→ **Set exercise**: Reproduce the following material exactly, including every line.

Start Supplied records

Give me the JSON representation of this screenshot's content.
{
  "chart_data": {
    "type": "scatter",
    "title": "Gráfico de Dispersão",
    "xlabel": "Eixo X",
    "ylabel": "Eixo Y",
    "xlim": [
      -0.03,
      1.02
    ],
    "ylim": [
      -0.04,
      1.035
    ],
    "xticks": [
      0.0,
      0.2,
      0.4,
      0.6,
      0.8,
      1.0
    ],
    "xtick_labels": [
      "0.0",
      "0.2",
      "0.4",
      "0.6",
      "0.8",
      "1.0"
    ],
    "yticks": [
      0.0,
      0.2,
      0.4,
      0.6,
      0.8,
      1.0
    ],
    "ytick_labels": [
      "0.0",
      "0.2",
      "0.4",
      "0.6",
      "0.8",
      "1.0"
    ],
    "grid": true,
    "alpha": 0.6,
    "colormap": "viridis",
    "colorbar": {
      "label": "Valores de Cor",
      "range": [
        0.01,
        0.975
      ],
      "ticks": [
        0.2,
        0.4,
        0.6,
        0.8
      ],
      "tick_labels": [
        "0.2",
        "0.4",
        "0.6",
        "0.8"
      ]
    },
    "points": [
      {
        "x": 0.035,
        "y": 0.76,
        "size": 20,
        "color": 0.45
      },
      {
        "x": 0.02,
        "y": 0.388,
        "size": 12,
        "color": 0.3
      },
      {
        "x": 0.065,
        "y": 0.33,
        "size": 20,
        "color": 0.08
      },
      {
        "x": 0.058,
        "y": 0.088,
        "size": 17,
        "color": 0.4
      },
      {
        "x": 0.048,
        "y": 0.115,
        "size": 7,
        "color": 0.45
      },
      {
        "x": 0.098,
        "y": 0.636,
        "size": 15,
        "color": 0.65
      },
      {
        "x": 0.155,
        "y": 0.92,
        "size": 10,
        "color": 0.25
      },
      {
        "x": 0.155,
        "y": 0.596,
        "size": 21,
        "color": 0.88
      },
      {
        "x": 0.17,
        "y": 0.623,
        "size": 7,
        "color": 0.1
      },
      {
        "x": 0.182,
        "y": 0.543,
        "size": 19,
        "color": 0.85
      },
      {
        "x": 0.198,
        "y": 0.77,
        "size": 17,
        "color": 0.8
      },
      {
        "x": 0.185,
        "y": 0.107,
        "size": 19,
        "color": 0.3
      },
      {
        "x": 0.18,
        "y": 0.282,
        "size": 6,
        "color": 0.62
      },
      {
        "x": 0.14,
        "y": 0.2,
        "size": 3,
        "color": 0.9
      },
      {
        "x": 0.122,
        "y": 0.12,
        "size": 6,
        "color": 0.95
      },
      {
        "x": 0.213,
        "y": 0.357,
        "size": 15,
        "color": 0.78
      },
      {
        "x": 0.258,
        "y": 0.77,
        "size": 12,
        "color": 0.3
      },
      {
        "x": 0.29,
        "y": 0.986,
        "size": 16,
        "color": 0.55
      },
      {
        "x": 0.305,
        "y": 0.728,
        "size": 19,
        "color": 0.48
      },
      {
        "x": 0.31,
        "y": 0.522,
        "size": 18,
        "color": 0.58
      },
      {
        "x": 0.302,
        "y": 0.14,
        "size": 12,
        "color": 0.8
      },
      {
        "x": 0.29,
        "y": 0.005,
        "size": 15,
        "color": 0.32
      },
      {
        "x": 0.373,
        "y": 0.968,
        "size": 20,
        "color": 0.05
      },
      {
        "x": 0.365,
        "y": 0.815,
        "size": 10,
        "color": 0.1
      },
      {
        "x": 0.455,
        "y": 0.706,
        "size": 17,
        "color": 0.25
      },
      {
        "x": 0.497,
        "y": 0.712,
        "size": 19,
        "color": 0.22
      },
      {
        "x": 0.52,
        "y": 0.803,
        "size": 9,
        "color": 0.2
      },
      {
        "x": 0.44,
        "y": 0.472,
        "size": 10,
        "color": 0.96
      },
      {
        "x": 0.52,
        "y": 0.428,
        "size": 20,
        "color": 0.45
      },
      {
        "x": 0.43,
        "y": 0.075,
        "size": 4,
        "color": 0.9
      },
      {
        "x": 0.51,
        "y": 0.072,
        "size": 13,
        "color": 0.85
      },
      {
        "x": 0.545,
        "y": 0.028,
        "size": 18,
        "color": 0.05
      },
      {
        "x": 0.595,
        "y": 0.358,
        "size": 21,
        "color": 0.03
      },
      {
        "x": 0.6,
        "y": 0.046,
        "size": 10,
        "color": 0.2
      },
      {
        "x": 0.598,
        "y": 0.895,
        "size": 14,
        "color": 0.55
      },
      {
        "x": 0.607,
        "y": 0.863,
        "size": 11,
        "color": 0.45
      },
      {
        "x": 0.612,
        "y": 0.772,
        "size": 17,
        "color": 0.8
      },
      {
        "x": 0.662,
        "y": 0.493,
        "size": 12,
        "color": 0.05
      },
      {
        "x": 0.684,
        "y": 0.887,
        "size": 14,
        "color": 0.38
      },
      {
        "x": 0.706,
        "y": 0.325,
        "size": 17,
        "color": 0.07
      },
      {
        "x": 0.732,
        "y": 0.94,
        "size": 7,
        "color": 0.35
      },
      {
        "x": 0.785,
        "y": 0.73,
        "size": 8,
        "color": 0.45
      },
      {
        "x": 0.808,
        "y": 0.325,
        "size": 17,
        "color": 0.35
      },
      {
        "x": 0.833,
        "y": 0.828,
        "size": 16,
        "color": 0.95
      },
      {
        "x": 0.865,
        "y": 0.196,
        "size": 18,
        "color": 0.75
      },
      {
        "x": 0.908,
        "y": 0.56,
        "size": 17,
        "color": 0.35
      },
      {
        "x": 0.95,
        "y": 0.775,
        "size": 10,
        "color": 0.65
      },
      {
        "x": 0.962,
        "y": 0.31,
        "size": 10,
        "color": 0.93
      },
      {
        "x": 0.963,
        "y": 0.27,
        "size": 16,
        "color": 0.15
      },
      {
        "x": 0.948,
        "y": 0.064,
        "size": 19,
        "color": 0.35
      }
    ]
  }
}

End Supplied records

→ **Response for this exercise**:
Give me the JSON representation of this screenshot's content.
{
  "chart_data": {
    "type": "scatter",
    "title": "Gráfico de Dispersão",
    "xlabel": "Eixo X",
    "ylabel": "Eixo Y",
    "xlim": [
      -0.03,
      1.02
    ],
    "ylim": [
      -0.04,
      1.035
    ],
    "xticks": [
      0.0,
      0.2,
      0.4,
      0.6,
      0.8,
      1.0
    ],
    "xtick_labels": [
      "0.0",
      "0.2",
      "0.4",
      "0.6",
      "0.8",
      "1.0"
    ],
    "yticks": [
      0.0,
      0.2,
      0.4,
      0.6,
      0.8,
      1.0
    ],
    "ytick_labels": [
      "0.0",
      "0.2",
      "0.4",
      "0.6",
      "0.8",
      "1.0"
    ],
    "grid": true,
    "alpha": 0.6,
    "colormap": "viridis",
    "colorbar": {
      "label": "Valores de Cor",
      "range": [
        0.01,
        0.975
      ],
      "ticks": [
        0.2,
        0.4,
        0.6,
        0.8
      ],
      "tick_labels": [
        "0.2",
        "0.4",
        "0.6",
        "0.8"
      ]
    },
    "points": [
      {
        "x": 0.035,
        "y": 0.76,
        "size": 20,
        "color": 0.45
      },
      {
        "x": 0.02,
        "y": 0.388,
        "size": 12,
        "color": 0.3
      },
      {
        "x": 0.065,
        "y": 0.33,
        "size": 20,
        "color": 0.08
      },
      {
        "x": 0.058,
        "y": 0.088,
        "size": 17,
        "color": 0.4
      },
      {
        "x": 0.048,
        "y": 0.115,
        "size": 7,
        "color": 0.45
      },
      {
        "x": 0.098,
        "y": 0.636,
        "size": 15,
        "color": 0.65
      },
      {
        "x": 0.155,
        "y": 0.92,
        "size": 10,
        "color": 0.25
      },
      {
        "x": 0.155,
        "y": 0.596,
        "size": 21,
        "color": 0.88
      },
      {
        "x": 0.17,
        "y": 0.623,
        "size": 7,
        "color": 0.1
      },
      {
        "x": 0.182,
        "y": 0.543,
        "size": 19,
        "color": 0.85
      },
      {
        "x": 0.198,
        "y": 0.77,
        "size": 17,
        "color": 0.8
      },
      {
        "x": 0.185,
        "y": 0.107,
        "size": 19,
        "color": 0.3
      },
      {
        "x": 0.18,
        "y": 0.282,
        "size": 6,
        "color": 0.62
      },
      {
        "x": 0.14,
        "y": 0.2,
        "size": 3,
        "color": 0.9
      },
      {
        "x": 0.122,
        "y": 0.12,
        "size": 6,
        "color": 0.95
      },
      {
        "x": 0.213,
        "y": 0.357,
        "size": 15,
        "color": 0.78
      },
      {
        "x": 0.258,
        "y": 0.77,
        "size": 12,
        "color": 0.3
      },
      {
        "x": 0.29,
        "y": 0.986,
        "size": 16,
        "color": 0.55
      },
      {
        "x": 0.305,
        "y": 0.728,
        "size": 19,
        "color": 0.48
      },
      {
        "x": 0.31,
        "y": 0.522,
        "size": 18,
        "color": 0.58
      },
      {
        "x": 0.302,
        "y": 0.14,
        "size": 12,
        "color": 0.8
      },
      {
        "x": 0.29,
        "y": 0.005,
        "size": 15,
        "color": 0.32
      },
      {
        "x": 0.373,
        "y": 0.968,
        "size": 20,
        "color": 0.05
      },
      {
        "x": 0.365,
        "y": 0.815,
        "size": 10,
        "color": 0.1
      },
      {
        "x": 0.455,
        "y": 0.706,
        "size": 17,
        "color": 0.25
      },
      {
        "x": 0.497,
        "y": 0.712,
        "size": 19,
        "color": 0.22
      },
      {
        "x": 0.52,
        "y": 0.803,
        "size": 9,
        "color": 0.2
      },
      {
        "x": 0.44,
        "y": 0.472,
        "size": 10,
        "color": 0.96
      },
      {
        "x": 0.52,
        "y": 0.428,
        "size": 20,
        "color": 0.45
      },
      {
        "x": 0.43,
        "y": 0.075,
        "size": 4,
        "color": 0.9
      },
      {
        "x": 0.51,
        "y": 0.072,
        "size": 13,
        "color": 0.85
      },
      {
        "x": 0.545,
        "y": 0.028,
        "size": 18,
        "color": 0.05
      },
      {
        "x": 0.595,
        "y": 0.358,
        "size": 21,
        "color": 0.03
      },
      {
        "x": 0.6,
        "y": 0.046,
        "size": 10,
        "color": 0.2
      },
      {
        "x": 0.598,
        "y": 0.895,
        "size": 14,
        "color": 0.55
      },
      {
        "x": 0.607,
        "y": 0.863,
        "size": 11,
        "color": 0.45
      },
      {
        "x": 0.612,
        "y": 0.772,
        "size": 17,
        "color": 0.8
      },
      {
        "x": 0.662,
        "y": 0.493,
        "size": 12,
        "color": 0.05
      },
      {
        "x": 0.684,
        "y": 0.887,
        "size": 14,
        "color": 0.38
      },
      {
        "x": 0.706,
        "y": 0.325,
        "size": 17,
        "color": 0.07
      },
      {
        "x": 0.732,
        "y": 0.94,
        "size": 7,
        "color": 0.35
      },
      {
        "x": 0.785,
        "y": 0.73,
        "size": 8,
        "color": 0.45
      },
      {
        "x": 0.808,
        "y": 0.325,
        "size": 17,
        "color": 0.35
      },
      {
        "x": 0.833,
        "y": 0.828,
        "size": 16,
        "color": 0.95
      },
      {
        "x": 0.865,
        "y": 0.196,
        "size": 18,
        "color": 0.75
      },
      {
        "x": 0.908,
        "y": 0.56,
        "size": 17,
        "color": 0.35
      },
      {
        "x": 0.95,
        "y": 0.775,
        "size": 10,
        "color": 0.65
      },
      {
        "x": 0.962,
        "y": 0.31,
        "size": 10,
        "color": 0.93
      },
      {
        "x": 0.963,
        "y": 0.27,
        "size": 16,
        "color": 0.15
      },
      {
        "x": 0.948,
        "y": 0.064,
        "size": 19,
        "color": 0.35
      }
    ]
  }
}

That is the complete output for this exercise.